- What is needed: Find the lines that hold the word "materias" and return them.

** begin Dataset content **

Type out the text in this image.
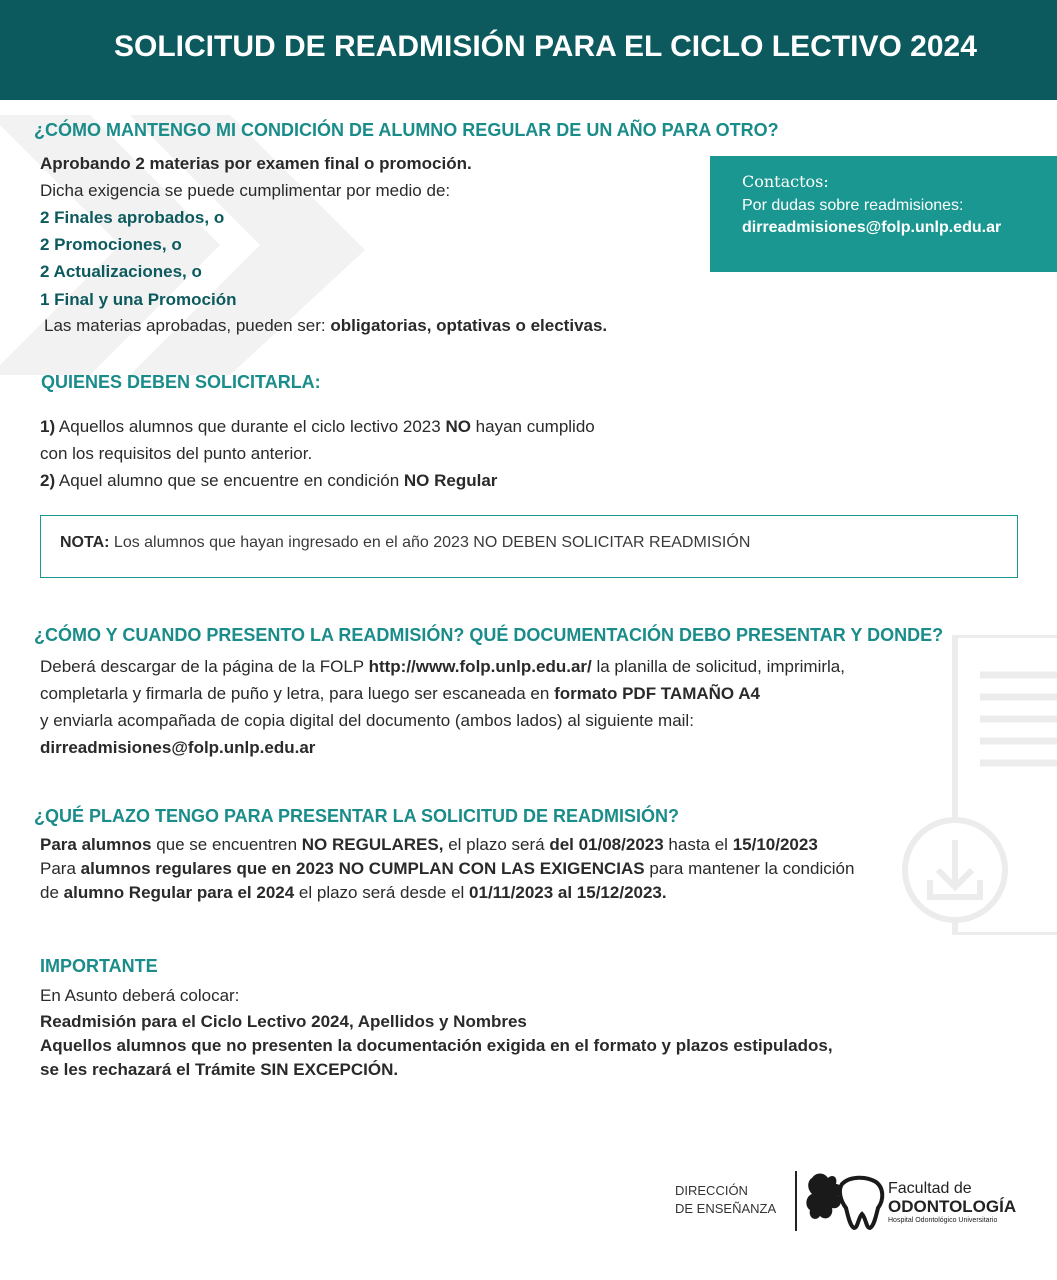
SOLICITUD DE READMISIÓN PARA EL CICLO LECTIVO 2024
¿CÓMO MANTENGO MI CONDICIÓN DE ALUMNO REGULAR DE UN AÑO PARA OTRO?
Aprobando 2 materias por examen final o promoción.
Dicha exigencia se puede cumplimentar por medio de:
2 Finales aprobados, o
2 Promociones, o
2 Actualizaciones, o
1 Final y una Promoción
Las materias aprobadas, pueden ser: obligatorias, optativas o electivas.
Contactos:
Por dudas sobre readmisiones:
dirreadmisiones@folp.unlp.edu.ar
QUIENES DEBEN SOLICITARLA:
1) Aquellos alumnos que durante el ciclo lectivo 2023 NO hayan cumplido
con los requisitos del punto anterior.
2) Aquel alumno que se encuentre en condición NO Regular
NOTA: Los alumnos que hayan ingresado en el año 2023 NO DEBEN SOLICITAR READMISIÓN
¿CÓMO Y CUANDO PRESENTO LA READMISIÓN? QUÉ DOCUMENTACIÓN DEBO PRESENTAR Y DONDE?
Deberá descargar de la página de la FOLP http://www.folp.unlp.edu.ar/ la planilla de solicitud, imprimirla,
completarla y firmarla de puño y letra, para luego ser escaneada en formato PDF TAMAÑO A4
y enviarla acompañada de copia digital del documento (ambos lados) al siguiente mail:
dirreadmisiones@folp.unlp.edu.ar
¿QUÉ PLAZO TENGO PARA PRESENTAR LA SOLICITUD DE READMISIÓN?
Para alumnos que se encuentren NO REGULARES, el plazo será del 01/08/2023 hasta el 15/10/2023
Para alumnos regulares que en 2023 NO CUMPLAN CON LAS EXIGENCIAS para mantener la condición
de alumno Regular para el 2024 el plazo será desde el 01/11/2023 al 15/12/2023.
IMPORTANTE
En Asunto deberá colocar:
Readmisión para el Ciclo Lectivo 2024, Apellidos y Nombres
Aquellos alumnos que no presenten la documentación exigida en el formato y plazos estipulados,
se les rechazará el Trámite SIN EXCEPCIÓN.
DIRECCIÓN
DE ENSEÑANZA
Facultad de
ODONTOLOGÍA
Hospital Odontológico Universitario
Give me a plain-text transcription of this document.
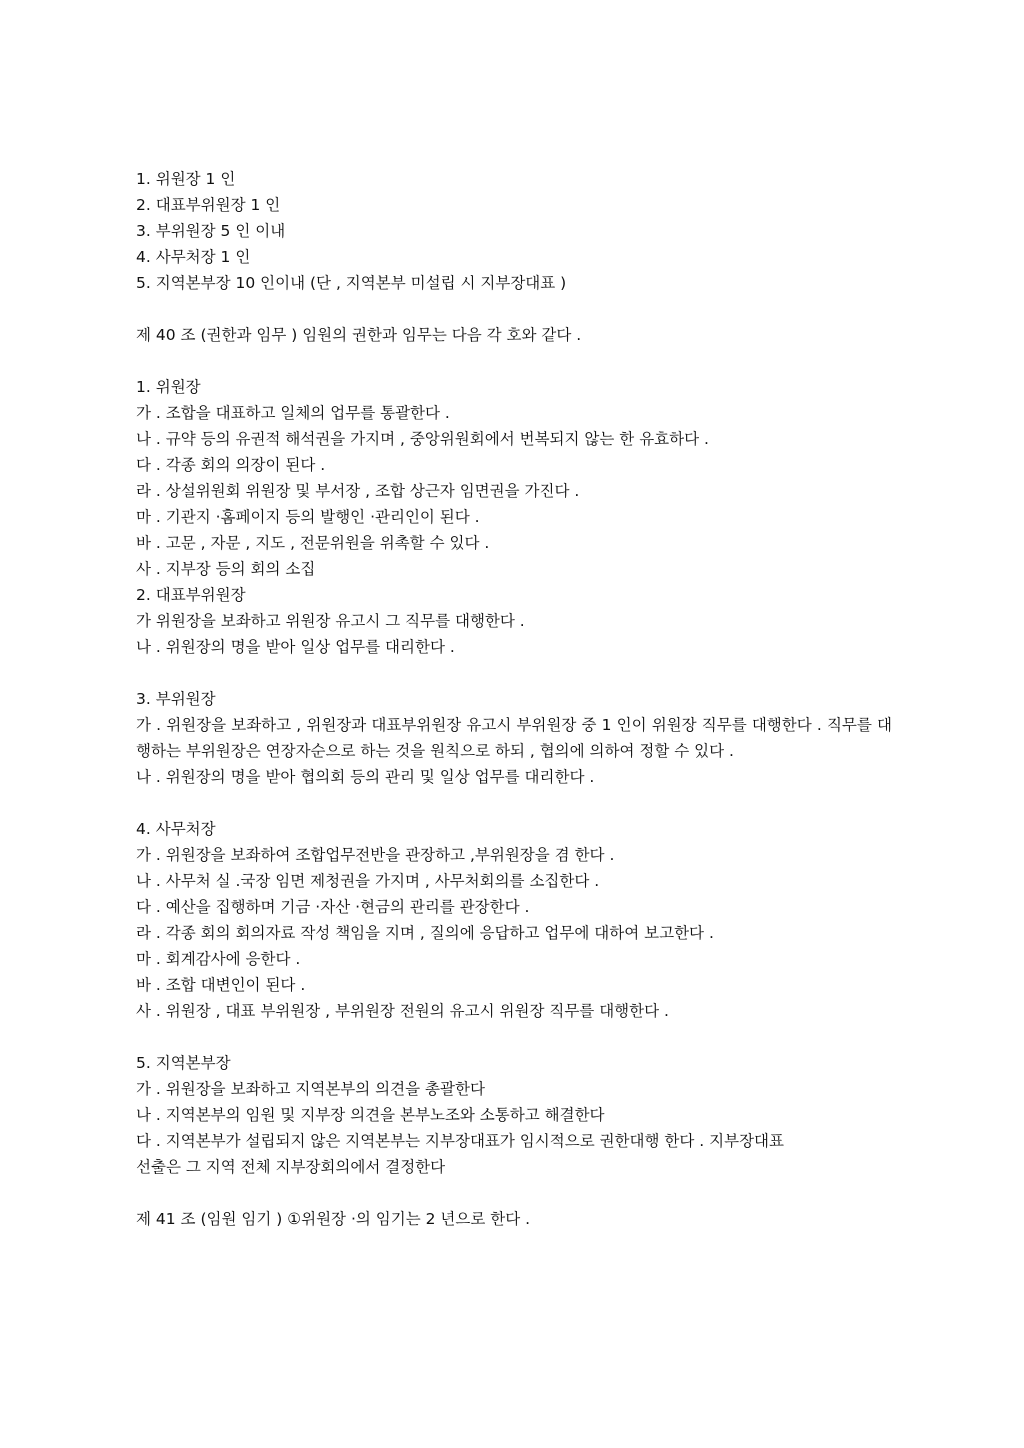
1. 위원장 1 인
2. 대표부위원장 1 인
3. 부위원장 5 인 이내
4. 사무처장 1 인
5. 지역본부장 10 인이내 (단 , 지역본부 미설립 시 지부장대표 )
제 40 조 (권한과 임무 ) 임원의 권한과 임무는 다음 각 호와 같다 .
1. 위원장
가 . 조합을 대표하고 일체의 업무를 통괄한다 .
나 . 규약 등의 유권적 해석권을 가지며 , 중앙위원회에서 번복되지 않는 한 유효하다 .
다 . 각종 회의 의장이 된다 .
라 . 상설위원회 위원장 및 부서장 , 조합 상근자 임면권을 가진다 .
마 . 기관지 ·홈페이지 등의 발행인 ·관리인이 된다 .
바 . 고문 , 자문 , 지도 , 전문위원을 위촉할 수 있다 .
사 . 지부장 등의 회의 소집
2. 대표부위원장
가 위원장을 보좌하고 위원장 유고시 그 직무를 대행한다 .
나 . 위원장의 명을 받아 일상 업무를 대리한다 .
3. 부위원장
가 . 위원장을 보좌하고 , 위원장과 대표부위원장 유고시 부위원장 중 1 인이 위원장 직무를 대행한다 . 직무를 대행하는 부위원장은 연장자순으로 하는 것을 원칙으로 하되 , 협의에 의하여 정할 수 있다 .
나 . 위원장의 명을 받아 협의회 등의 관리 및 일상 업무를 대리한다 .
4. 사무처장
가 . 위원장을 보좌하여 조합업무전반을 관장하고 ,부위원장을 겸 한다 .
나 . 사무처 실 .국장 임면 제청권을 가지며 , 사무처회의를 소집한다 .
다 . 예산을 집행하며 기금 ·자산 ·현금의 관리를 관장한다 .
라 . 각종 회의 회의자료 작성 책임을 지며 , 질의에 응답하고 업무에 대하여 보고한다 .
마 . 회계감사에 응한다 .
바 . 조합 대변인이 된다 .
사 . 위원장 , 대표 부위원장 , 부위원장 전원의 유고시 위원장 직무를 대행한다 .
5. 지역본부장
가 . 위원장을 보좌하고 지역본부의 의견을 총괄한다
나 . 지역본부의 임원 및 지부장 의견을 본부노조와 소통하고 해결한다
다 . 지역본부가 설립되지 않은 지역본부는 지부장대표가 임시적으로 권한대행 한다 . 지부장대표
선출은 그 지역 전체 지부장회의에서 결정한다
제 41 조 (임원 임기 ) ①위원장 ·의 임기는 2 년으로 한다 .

** end Dataset content **

- Solution for this task:
Aprobando 2 materias por examen final o promoción.
Las materias aprobadas, pueden ser: obligatorias, optativas o electivas.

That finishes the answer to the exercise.